State the number of lines in these records holding "into". Say nothing more.
--- START MATERIAL ---
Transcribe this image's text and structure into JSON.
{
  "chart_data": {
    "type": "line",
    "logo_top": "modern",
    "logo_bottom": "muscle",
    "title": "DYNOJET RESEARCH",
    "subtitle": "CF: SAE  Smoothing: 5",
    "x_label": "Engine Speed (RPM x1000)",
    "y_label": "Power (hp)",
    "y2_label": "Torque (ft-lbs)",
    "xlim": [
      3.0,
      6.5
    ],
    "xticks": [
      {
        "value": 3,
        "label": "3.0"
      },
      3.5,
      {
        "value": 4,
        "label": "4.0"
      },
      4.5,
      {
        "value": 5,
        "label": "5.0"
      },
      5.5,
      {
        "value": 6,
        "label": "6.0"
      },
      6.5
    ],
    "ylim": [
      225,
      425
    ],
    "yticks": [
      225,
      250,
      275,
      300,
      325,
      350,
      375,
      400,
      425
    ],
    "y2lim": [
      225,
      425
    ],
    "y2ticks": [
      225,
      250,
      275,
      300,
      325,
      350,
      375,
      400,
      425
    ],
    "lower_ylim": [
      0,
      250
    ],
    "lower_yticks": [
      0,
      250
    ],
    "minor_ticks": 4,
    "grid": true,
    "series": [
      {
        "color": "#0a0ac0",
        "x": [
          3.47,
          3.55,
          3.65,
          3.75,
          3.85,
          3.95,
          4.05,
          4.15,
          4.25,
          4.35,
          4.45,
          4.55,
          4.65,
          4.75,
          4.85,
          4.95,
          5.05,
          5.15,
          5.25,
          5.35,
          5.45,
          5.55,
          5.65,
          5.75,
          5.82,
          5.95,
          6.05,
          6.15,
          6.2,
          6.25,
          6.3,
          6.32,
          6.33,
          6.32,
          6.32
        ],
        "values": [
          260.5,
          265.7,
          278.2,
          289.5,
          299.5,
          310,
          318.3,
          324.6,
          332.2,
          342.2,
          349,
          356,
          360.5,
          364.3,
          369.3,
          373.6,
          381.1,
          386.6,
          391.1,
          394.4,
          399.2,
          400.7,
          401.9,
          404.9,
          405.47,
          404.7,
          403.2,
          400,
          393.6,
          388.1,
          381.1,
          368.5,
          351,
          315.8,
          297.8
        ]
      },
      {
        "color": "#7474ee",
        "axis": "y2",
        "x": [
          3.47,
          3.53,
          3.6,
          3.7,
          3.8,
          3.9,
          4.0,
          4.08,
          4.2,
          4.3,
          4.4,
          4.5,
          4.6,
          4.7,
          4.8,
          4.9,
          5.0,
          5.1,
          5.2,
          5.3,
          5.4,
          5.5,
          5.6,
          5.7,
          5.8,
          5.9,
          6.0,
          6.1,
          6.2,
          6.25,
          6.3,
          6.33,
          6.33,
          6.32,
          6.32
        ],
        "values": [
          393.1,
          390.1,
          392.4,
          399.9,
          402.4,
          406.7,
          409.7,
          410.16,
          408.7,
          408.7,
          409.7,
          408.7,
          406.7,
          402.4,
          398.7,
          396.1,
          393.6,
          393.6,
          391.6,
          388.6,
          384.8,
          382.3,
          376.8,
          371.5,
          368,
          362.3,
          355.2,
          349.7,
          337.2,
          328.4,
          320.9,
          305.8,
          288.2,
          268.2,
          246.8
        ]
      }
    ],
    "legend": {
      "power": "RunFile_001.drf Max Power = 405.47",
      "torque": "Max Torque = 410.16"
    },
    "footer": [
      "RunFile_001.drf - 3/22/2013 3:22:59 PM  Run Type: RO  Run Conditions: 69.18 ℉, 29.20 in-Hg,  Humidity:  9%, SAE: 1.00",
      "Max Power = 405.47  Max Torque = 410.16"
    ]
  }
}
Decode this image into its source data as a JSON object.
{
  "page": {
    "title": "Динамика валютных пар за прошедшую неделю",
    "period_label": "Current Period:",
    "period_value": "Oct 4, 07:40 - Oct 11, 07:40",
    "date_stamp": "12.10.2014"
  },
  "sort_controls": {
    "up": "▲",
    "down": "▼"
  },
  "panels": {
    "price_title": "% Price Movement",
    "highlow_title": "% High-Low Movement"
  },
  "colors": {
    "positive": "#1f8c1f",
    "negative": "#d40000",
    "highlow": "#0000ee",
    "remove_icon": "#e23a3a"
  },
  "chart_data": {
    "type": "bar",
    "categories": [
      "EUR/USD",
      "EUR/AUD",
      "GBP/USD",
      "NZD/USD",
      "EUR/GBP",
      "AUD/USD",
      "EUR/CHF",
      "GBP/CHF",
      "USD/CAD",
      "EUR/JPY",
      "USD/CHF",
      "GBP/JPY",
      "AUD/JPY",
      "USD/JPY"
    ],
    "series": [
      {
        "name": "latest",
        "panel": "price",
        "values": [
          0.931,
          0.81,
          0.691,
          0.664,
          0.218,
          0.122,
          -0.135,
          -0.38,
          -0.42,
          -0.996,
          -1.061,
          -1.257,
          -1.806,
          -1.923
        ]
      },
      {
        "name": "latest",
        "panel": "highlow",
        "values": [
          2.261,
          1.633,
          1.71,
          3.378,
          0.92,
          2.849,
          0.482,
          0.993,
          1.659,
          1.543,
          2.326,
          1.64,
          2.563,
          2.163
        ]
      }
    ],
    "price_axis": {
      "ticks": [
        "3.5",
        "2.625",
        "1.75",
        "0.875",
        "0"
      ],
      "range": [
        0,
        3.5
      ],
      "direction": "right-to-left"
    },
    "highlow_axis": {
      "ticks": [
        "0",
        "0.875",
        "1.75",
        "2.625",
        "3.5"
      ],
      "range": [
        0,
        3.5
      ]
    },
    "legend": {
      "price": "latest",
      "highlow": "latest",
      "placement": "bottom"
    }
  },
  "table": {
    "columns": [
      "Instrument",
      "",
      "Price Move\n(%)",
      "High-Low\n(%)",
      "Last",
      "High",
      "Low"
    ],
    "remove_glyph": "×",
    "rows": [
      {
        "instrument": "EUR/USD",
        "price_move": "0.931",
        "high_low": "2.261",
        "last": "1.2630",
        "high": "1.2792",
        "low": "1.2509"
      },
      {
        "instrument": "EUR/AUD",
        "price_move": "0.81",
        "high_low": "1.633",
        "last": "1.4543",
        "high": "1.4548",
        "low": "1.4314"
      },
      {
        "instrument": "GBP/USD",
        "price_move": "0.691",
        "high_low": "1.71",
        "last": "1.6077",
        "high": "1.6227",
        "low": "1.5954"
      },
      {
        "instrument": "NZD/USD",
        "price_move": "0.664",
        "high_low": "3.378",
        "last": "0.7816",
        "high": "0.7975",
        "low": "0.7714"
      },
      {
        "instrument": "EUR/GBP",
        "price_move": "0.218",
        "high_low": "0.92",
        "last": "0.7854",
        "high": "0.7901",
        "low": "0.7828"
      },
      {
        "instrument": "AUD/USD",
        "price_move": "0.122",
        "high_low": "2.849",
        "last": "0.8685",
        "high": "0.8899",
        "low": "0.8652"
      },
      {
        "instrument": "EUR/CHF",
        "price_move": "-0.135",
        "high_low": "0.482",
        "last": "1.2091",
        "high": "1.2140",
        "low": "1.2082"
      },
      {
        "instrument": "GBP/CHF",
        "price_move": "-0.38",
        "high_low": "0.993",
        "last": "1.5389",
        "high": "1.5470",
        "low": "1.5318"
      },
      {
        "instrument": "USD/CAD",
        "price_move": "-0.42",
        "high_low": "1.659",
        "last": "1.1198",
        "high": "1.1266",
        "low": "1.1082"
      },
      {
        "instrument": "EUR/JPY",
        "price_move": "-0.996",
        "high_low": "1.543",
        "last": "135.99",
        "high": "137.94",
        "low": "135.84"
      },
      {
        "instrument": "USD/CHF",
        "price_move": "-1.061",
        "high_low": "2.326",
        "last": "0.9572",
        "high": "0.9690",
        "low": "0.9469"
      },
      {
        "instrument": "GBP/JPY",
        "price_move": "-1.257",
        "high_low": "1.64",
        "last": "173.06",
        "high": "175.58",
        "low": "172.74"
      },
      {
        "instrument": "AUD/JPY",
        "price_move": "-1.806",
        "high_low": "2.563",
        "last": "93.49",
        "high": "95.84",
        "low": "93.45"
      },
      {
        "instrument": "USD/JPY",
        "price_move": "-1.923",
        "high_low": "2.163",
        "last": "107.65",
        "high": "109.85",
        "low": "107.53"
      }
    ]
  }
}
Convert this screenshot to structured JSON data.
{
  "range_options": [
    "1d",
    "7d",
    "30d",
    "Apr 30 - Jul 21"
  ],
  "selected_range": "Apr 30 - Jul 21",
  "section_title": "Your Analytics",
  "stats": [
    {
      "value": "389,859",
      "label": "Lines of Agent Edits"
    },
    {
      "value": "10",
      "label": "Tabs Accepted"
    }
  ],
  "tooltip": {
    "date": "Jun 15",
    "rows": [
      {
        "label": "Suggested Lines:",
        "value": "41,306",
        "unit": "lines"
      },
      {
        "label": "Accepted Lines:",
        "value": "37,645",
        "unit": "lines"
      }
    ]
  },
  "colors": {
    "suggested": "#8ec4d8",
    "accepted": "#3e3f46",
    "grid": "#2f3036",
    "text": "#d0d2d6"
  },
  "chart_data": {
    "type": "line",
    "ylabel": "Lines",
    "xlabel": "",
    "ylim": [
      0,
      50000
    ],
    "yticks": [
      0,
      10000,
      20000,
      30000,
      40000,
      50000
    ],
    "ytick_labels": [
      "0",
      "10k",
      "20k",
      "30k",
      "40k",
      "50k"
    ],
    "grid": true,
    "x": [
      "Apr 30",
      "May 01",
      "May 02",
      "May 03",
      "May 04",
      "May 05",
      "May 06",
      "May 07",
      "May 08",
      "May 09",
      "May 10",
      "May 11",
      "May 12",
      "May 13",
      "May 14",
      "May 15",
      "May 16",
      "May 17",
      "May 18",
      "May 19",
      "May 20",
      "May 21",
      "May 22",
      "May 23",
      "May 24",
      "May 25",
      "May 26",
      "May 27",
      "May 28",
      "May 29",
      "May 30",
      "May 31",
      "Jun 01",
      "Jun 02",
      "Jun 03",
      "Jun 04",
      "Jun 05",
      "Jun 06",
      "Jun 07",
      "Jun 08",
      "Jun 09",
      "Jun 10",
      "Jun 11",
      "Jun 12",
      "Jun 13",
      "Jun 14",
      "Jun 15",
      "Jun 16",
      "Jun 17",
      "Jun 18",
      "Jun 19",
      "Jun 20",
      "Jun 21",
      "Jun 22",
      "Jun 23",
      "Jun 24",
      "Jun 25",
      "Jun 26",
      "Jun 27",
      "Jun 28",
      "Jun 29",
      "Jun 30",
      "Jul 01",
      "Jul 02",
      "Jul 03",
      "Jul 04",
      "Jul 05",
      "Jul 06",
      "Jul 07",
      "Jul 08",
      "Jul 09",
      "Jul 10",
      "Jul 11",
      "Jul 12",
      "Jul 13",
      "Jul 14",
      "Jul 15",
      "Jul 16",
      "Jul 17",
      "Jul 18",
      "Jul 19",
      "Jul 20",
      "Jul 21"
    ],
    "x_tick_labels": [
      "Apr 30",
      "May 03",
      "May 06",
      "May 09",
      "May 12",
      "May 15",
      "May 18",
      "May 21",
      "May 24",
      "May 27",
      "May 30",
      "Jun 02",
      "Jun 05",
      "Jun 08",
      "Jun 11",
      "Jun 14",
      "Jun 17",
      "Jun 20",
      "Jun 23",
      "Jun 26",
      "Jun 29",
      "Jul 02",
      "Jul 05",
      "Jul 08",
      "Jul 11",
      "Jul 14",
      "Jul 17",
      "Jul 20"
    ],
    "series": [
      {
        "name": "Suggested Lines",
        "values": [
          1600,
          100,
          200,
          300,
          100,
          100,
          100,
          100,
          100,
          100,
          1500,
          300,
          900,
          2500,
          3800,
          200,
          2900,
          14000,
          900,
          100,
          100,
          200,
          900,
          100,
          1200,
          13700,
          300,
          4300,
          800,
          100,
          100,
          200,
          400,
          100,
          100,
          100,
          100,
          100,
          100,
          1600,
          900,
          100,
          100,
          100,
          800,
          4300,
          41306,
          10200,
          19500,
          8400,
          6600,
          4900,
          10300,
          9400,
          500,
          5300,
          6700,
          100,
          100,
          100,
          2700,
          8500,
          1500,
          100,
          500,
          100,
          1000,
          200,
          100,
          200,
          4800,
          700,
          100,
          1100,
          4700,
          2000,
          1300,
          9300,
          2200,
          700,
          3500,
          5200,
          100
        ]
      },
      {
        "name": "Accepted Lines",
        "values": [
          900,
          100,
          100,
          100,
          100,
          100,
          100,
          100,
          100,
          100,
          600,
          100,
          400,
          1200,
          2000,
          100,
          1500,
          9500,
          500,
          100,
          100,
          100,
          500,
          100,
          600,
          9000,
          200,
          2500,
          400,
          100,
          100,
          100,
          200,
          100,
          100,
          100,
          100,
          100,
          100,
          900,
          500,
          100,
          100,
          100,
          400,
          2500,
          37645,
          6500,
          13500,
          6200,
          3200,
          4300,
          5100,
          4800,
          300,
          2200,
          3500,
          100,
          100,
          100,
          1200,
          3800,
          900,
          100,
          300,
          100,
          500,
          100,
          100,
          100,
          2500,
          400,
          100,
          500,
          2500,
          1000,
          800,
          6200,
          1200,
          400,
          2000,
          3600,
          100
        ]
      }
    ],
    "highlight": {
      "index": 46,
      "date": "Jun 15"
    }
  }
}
--- END MATERIAL ---
§ **RESULT FOR THIS TASK**: 2